Directive: Transcribe each line exactly.

Exercise inputs:
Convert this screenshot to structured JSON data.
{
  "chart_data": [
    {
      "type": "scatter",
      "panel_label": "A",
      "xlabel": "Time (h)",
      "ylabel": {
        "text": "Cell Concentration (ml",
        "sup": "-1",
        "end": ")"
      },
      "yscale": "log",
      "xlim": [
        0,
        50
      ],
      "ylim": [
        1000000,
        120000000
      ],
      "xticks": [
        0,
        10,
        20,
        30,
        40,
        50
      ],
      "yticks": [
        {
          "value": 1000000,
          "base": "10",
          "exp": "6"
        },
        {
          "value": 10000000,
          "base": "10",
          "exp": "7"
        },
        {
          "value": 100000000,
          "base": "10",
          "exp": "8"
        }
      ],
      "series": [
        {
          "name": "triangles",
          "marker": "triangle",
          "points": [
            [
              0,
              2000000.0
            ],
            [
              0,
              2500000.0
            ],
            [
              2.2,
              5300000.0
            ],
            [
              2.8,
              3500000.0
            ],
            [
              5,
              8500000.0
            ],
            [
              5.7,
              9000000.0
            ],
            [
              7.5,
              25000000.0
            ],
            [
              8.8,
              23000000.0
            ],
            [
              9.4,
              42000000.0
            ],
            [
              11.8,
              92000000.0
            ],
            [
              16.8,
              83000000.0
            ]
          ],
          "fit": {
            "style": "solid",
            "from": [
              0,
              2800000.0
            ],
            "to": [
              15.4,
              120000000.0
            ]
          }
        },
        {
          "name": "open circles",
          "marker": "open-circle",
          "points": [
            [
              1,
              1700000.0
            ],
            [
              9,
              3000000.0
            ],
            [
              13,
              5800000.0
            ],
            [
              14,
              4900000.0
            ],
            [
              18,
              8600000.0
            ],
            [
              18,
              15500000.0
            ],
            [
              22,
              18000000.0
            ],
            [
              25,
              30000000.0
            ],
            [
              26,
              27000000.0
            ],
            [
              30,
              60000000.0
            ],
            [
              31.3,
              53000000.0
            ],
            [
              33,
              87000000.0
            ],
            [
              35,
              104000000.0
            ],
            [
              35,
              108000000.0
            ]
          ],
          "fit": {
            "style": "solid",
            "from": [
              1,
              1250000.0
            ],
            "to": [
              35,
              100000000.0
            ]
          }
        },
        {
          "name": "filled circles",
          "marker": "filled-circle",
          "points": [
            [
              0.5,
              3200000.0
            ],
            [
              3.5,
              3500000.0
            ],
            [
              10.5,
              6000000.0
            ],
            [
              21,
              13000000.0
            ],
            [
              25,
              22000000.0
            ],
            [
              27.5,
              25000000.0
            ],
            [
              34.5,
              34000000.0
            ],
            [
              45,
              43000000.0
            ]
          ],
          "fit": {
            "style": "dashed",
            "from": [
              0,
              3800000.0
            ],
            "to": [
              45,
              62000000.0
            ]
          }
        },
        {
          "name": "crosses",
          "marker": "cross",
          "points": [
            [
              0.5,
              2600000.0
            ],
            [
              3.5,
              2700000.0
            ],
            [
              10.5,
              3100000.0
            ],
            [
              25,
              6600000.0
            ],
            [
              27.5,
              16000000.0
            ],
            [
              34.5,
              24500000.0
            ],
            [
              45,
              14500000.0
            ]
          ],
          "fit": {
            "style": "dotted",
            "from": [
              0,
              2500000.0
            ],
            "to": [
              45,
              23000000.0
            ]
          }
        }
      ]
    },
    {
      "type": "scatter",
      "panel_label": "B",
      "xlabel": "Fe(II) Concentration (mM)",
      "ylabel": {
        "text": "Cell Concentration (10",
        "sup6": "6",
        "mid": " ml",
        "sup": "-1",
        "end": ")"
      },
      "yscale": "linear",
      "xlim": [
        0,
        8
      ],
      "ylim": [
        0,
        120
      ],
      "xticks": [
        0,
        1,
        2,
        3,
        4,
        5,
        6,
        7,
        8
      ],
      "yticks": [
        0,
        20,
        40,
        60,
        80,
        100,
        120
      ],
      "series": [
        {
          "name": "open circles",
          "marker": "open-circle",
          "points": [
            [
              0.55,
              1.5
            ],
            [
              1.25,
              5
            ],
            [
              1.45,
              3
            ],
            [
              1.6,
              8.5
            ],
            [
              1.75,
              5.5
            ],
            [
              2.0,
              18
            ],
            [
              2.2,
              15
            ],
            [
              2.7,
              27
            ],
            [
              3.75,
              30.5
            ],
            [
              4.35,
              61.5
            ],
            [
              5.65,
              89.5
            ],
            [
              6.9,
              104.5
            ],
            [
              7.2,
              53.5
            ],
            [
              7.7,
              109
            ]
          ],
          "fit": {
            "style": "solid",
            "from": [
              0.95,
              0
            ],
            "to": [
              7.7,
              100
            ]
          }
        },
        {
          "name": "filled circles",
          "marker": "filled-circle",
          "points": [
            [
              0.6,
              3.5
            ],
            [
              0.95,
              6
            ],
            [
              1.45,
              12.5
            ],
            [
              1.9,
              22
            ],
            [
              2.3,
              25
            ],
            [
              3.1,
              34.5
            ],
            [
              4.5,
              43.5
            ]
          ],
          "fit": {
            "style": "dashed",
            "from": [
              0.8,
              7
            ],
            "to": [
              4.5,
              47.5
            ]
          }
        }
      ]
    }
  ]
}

Result:
Convert this screenshot to structured JSON data.
{
  "chart_data": [
    {
      "type": "scatter",
      "panel_label": "A",
      "xlabel": "Time (h)",
      "ylabel": {
        "text": "Cell Concentration (ml",
        "sup": "-1",
        "end": ")"
      },
      "yscale": "log",
      "xlim": [
        0,
        50
      ],
      "ylim": [
        1000000,
        120000000
      ],
      "xticks": [
        0,
        10,
        20,
        30,
        40,
        50
      ],
      "yticks": [
        {
          "value": 1000000,
          "base": "10",
          "exp": "6"
        },
        {
          "value": 10000000,
          "base": "10",
          "exp": "7"
        },
        {
          "value": 100000000,
          "base": "10",
          "exp": "8"
        }
      ],
      "series": [
        {
          "name": "triangles",
          "marker": "triangle",
          "points": [
            [
              0,
              2000000.0
            ],
            [
              0,
              2500000.0
            ],
            [
              2.2,
              5300000.0
            ],
            [
              2.8,
              3500000.0
            ],
            [
              5,
              8500000.0
            ],
            [
              5.7,
              9000000.0
            ],
            [
              7.5,
              25000000.0
            ],
            [
              8.8,
              23000000.0
            ],
            [
              9.4,
              42000000.0
            ],
            [
              11.8,
              92000000.0
            ],
            [
              16.8,
              83000000.0
            ]
          ],
          "fit": {
            "style": "solid",
            "from": [
              0,
              2800000.0
            ],
            "to": [
              15.4,
              120000000.0
            ]
          }
        },
        {
          "name": "open circles",
          "marker": "open-circle",
          "points": [
            [
              1,
              1700000.0
            ],
            [
              9,
              3000000.0
            ],
            [
              13,
              5800000.0
            ],
            [
              14,
              4900000.0
            ],
            [
              18,
              8600000.0
            ],
            [
              18,
              15500000.0
            ],
            [
              22,
              18000000.0
            ],
            [
              25,
              30000000.0
            ],
            [
              26,
              27000000.0
            ],
            [
              30,
              60000000.0
            ],
            [
              31.3,
              53000000.0
            ],
            [
              33,
              87000000.0
            ],
            [
              35,
              104000000.0
            ],
            [
              35,
              108000000.0
            ]
          ],
          "fit": {
            "style": "solid",
            "from": [
              1,
              1250000.0
            ],
            "to": [
              35,
              100000000.0
            ]
          }
        },
        {
          "name": "filled circles",
          "marker": "filled-circle",
          "points": [
            [
              0.5,
              3200000.0
            ],
            [
              3.5,
              3500000.0
            ],
            [
              10.5,
              6000000.0
            ],
            [
              21,
              13000000.0
            ],
            [
              25,
              22000000.0
            ],
            [
              27.5,
              25000000.0
            ],
            [
              34.5,
              34000000.0
            ],
            [
              45,
              43000000.0
            ]
          ],
          "fit": {
            "style": "dashed",
            "from": [
              0,
              3800000.0
            ],
            "to": [
              45,
              62000000.0
            ]
          }
        },
        {
          "name": "crosses",
          "marker": "cross",
          "points": [
            [
              0.5,
              2600000.0
            ],
            [
              3.5,
              2700000.0
            ],
            [
              10.5,
              3100000.0
            ],
            [
              25,
              6600000.0
            ],
            [
              27.5,
              16000000.0
            ],
            [
              34.5,
              24500000.0
            ],
            [
              45,
              14500000.0
            ]
          ],
          "fit": {
            "style": "dotted",
            "from": [
              0,
              2500000.0
            ],
            "to": [
              45,
              23000000.0
            ]
          }
        }
      ]
    },
    {
      "type": "scatter",
      "panel_label": "B",
      "xlabel": "Fe(II) Concentration (mM)",
      "ylabel": {
        "text": "Cell Concentration (10",
        "sup6": "6",
        "mid": " ml",
        "sup": "-1",
        "end": ")"
      },
      "yscale": "linear",
      "xlim": [
        0,
        8
      ],
      "ylim": [
        0,
        120
      ],
      "xticks": [
        0,
        1,
        2,
        3,
        4,
        5,
        6,
        7,
        8
      ],
      "yticks": [
        0,
        20,
        40,
        60,
        80,
        100,
        120
      ],
      "series": [
        {
          "name": "open circles",
          "marker": "open-circle",
          "points": [
            [
              0.55,
              1.5
            ],
            [
              1.25,
              5
            ],
            [
              1.45,
              3
            ],
            [
              1.6,
              8.5
            ],
            [
              1.75,
              5.5
            ],
            [
              2.0,
              18
            ],
            [
              2.2,
              15
            ],
            [
              2.7,
              27
            ],
            [
              3.75,
              30.5
            ],
            [
              4.35,
              61.5
            ],
            [
              5.65,
              89.5
            ],
            [
              6.9,
              104.5
            ],
            [
              7.2,
              53.5
            ],
            [
              7.7,
              109
            ]
          ],
          "fit": {
            "style": "solid",
            "from": [
              0.95,
              0
            ],
            "to": [
              7.7,
              100
            ]
          }
        },
        {
          "name": "filled circles",
          "marker": "filled-circle",
          "points": [
            [
              0.6,
              3.5
            ],
            [
              0.95,
              6
            ],
            [
              1.45,
              12.5
            ],
            [
              1.9,
              22
            ],
            [
              2.3,
              25
            ],
            [
              3.1,
              34.5
            ],
            [
              4.5,
              43.5
            ]
          ],
          "fit": {
            "style": "dashed",
            "from": [
              0.8,
              7
            ],
            "to": [
              4.5,
              47.5
            ]
          }
        }
      ]
    }
  ]
}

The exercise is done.